WHAT IS ASKED: Omit all pictures. Copy the rest of the material exactly.

DATA FOR THE TASK:
^^^^^^^^^^^^^^^^

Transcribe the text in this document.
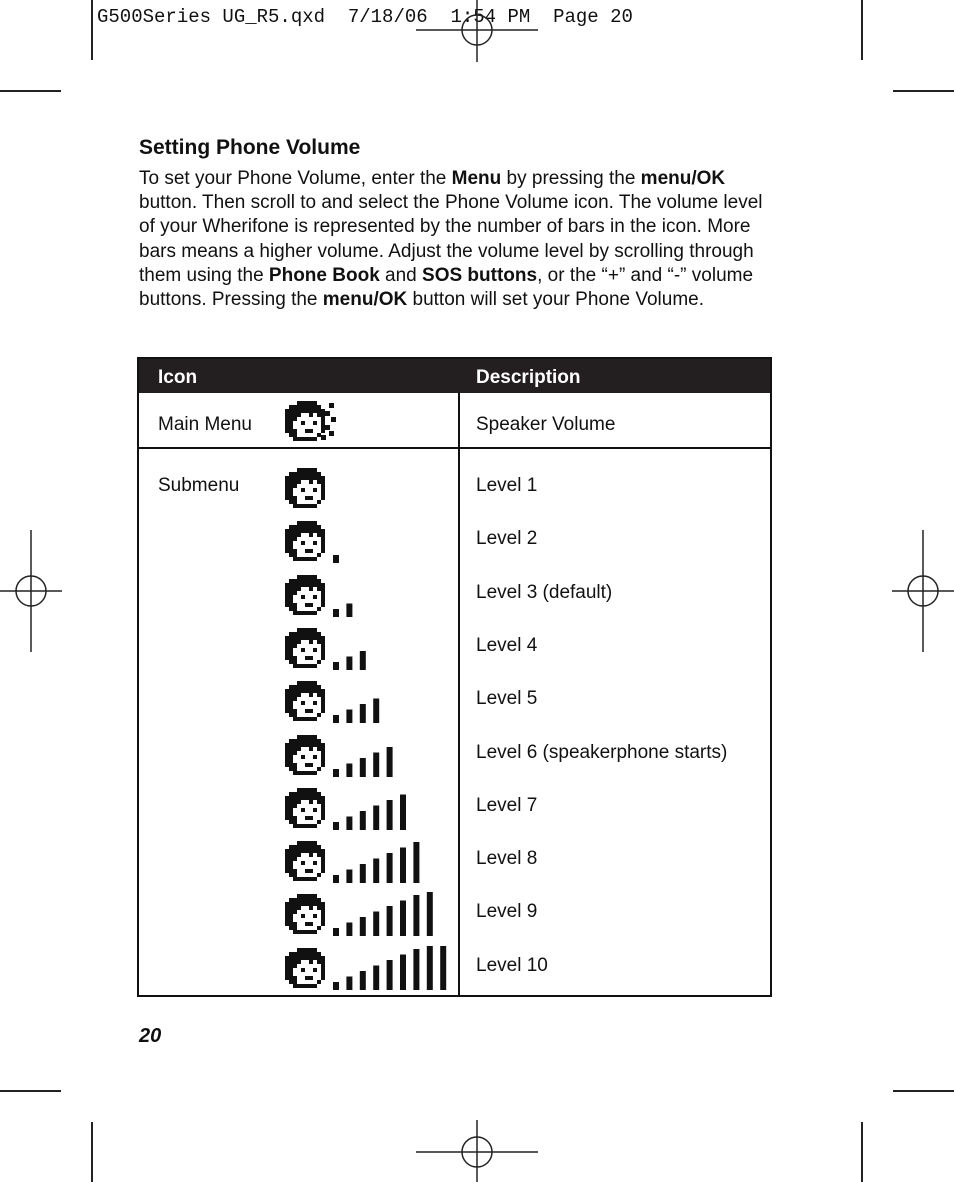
G500Series UG_R5.qxd  7/18/06  1:54 PM  Page 20
Setting Phone Volume
To set your Phone Volume, enter the Menu by pressing the menu/OK button. Then scroll to and select the Phone Volume icon. The volume level of your Wherifone is represented by the number of bars in the icon. More bars means a higher volume. Adjust the volume level by scrolling through them using the Phone Book and SOS buttons, or the “+” and “-” volume buttons. Pressing the menu/OK button will set your Phone Volume.
Icon	Description
Main Menu	Speaker Volume
Submenu	Level 1
Level 2
Level 3 (default)
Level 4
Level 5
Level 6 (speakerphone starts)
Level 7
Level 8
Level 9
Level 10
20
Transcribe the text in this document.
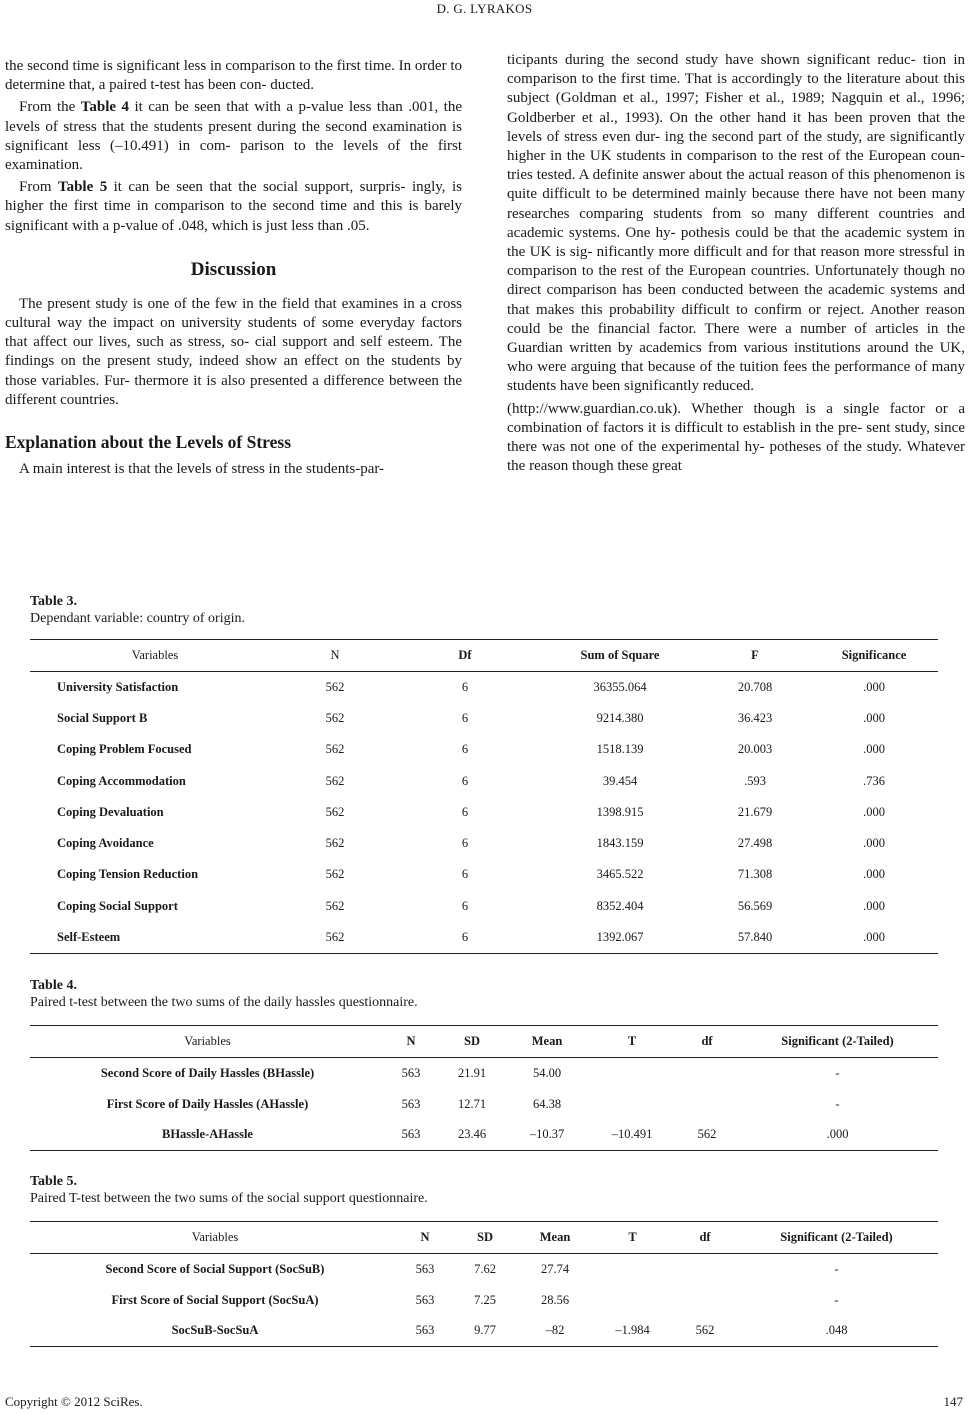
D. G. LYRAKOS

the second time is significant less in comparison to the first time. In order to determine that, a paired t-test has been con- ducted.

From the Table 4 it can be seen that with a p-value less than .001, the levels of stress that the students present during the second examination is significant less (–10.491) in com- parison to the levels of the first examination.

From Table 5 it can be seen that the social support, surpris- ingly, is higher the first time in comparison to the second time and this is barely significant with a p-value of .048, which is just less than .05.

Discussion

The present study is one of the few in the field that examines in a cross cultural way the impact on university students of some everyday factors that affect our lives, such as stress, so- cial support and self esteem. The findings on the present study, indeed show an effect on the students by those variables. Fur- thermore it is also presented a difference between the different countries.

Explanation about the Levels of Stress

A main interest is that the levels of stress in the students-par-

ticipants during the second study have shown significant reduc- tion in comparison to the first time. That is accordingly to the literature about this subject (Goldman et al., 1997; Fisher et al., 1989; Nagquin et al., 1996; Goldberber et al., 1993). On the other hand it has been proven that the levels of stress even dur- ing the second part of the study, are significantly higher in the UK students in comparison to the rest of the European coun- tries tested. A definite answer about the actual reason of this phenomenon is quite difficult to be determined mainly because there have not been many researches comparing students from so many different countries and academic systems. One hy- pothesis could be that the academic system in the UK is sig- nificantly more difficult and for that reason more stressful in comparison to the rest of the European countries. Unfortunately though no direct comparison has been conducted between the academic systems and that makes this probability difficult to confirm or reject. Another reason could be the financial factor. There were a number of articles in the Guardian written by academics from various institutions around the UK, who were arguing that because of the tuition fees the performance of many students have been significantly reduced.

(http://www.guardian.co.uk). Whether though is a single factor or a combination of factors it is difficult to establish in the pre- sent study, since there was not one of the experimental hy- potheses of the study. Whatever the reason though these great

Table 3.
Dependant variable: country of origin.
Variables	N	Df	Sum of Square	F	Significance
University Satisfaction	562	6	36355.064	20.708	.000
Social Support B	562	6	9214.380	36.423	.000
Coping Problem Focused	562	6	1518.139	20.003	.000
Coping Accommodation	562	6	39.454	.593	.736
Coping Devaluation	562	6	1398.915	21.679	.000
Coping Avoidance	562	6	1843.159	27.498	.000
Coping Tension Reduction	562	6	3465.522	71.308	.000
Coping Social Support	562	6	8352.404	56.569	.000
Self-Esteem	562	6	1392.067	57.840	.000
Table 4.
Paired t-test between the two sums of the daily hassles questionnaire.
Variables	N	SD	Mean	T	df	Significant (2-Tailed)
Second Score of Daily Hassles (BHassle)	563	21.91	54.00			-
First Score of Daily Hassles (AHassle)	563	12.71	64.38			-
BHassle-AHassle	563	23.46	–10.37	–10.491	562	.000
Table 5.
Paired T-test between the two sums of the social support questionnaire.
Variables	N	SD	Mean	T	df	Significant (2-Tailed)
Second Score of Social Support (SocSuB)	563	7.62	27.74			-
First Score of Social Support (SocSuA)	563	7.25	28.56			-
SocSuB-SocSuA	563	9.77	–82	–1.984	562	.048
Copyright © 2012 SciRes.	147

^^^^^^^^^^^^^^^^

PROBLEM SOLUTION:
Transcribe the text in this document.
G500Series UG_R5.qxd  7/18/06  1:54 PM  Page 20
Setting Phone Volume
To set your Phone Volume, enter the Menu by pressing the menu/OK button. Then scroll to and select the Phone Volume icon. The volume level of your Wherifone is represented by the number of bars in the icon. More bars means a higher volume. Adjust the volume level by scrolling through them using the Phone Book and SOS buttons, or the “+” and “-” volume buttons. Pressing the menu/OK button will set your Phone Volume.
Icon	Description
Main Menu	Speaker Volume
Submenu	Level 1
Level 2
Level 3 (default)
Level 4
Level 5
Level 6 (speakerphone starts)
Level 7
Level 8
Level 9
Level 10
20
Transcribe the text in this document.
D. G. LYRAKOS

the second time is significant less in comparison to the first time. In order to determine that, a paired t-test has been con- ducted.

From the Table 4 it can be seen that with a p-value less than .001, the levels of stress that the students present during the second examination is significant less (–10.491) in com- parison to the levels of the first examination.

From Table 5 it can be seen that the social support, surpris- ingly, is higher the first time in comparison to the second time and this is barely significant with a p-value of .048, which is just less than .05.

Discussion

The present study is one of the few in the field that examines in a cross cultural way the impact on university students of some everyday factors that affect our lives, such as stress, so- cial support and self esteem. The findings on the present study, indeed show an effect on the students by those variables. Fur- thermore it is also presented a difference between the different countries.

Explanation about the Levels of Stress

A main interest is that the levels of stress in the students-par-

ticipants during the second study have shown significant reduc- tion in comparison to the first time. That is accordingly to the literature about this subject (Goldman et al., 1997; Fisher et al., 1989; Nagquin et al., 1996; Goldberber et al., 1993). On the other hand it has been proven that the levels of stress even dur- ing the second part of the study, are significantly higher in the UK students in comparison to the rest of the European coun- tries tested. A definite answer about the actual reason of this phenomenon is quite difficult to be determined mainly because there have not been many researches comparing students from so many different countries and academic systems. One hy- pothesis could be that the academic system in the UK is sig- nificantly more difficult and for that reason more stressful in comparison to the rest of the European countries. Unfortunately though no direct comparison has been conducted between the academic systems and that makes this probability difficult to confirm or reject. Another reason could be the financial factor. There were a number of articles in the Guardian written by academics from various institutions around the UK, who were arguing that because of the tuition fees the performance of many students have been significantly reduced.

(http://www.guardian.co.uk). Whether though is a single factor or a combination of factors it is difficult to establish in the pre- sent study, since there was not one of the experimental hy- potheses of the study. Whatever the reason though these great

Table 3.
Dependant variable: country of origin.
Variables	N	Df	Sum of Square	F	Significance
University Satisfaction	562	6	36355.064	20.708	.000
Social Support B	562	6	9214.380	36.423	.000
Coping Problem Focused	562	6	1518.139	20.003	.000
Coping Accommodation	562	6	39.454	.593	.736
Coping Devaluation	562	6	1398.915	21.679	.000
Coping Avoidance	562	6	1843.159	27.498	.000
Coping Tension Reduction	562	6	3465.522	71.308	.000
Coping Social Support	562	6	8352.404	56.569	.000
Self-Esteem	562	6	1392.067	57.840	.000
Table 4.
Paired t-test between the two sums of the daily hassles questionnaire.
Variables	N	SD	Mean	T	df	Significant (2-Tailed)
Second Score of Daily Hassles (BHassle)	563	21.91	54.00			-
First Score of Daily Hassles (AHassle)	563	12.71	64.38			-
BHassle-AHassle	563	23.46	–10.37	–10.491	562	.000
Table 5.
Paired T-test between the two sums of the social support questionnaire.
Variables	N	SD	Mean	T	df	Significant (2-Tailed)
Second Score of Social Support (SocSuB)	563	7.62	27.74			-
First Score of Social Support (SocSuA)	563	7.25	28.56			-
SocSuB-SocSuA	563	9.77	–82	–1.984	562	.048
Copyright © 2012 SciRes.	147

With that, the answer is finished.